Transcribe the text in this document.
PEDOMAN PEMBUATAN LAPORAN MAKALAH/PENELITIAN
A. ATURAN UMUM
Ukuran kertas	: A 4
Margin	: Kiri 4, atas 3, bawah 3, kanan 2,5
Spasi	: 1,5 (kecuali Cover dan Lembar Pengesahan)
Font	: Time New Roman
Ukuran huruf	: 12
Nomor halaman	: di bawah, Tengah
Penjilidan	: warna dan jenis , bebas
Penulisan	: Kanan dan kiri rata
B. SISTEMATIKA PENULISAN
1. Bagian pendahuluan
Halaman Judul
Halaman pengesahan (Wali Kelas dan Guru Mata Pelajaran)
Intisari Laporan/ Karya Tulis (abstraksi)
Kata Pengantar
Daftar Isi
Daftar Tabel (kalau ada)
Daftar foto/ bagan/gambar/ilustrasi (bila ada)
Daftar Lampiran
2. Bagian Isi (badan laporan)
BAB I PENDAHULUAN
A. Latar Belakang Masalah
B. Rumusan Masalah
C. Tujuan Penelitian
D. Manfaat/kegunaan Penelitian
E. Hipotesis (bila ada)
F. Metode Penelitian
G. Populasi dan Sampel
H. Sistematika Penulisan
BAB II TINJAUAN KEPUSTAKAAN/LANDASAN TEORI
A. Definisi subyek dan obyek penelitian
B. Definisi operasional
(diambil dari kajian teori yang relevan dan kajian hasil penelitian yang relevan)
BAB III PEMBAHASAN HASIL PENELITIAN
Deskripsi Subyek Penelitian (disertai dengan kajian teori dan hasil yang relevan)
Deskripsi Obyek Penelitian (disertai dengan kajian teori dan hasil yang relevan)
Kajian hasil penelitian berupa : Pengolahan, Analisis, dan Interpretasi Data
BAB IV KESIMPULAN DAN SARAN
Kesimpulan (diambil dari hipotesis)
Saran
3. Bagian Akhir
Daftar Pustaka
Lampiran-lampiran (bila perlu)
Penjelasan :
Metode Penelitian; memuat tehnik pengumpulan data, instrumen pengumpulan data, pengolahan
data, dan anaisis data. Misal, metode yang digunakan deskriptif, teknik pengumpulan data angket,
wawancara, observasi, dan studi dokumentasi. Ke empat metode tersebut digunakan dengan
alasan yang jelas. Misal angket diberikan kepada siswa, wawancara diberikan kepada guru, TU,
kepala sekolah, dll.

----------------------------------------

Report how many lines of the listing hold the string "Lampiran", giving only the number.

2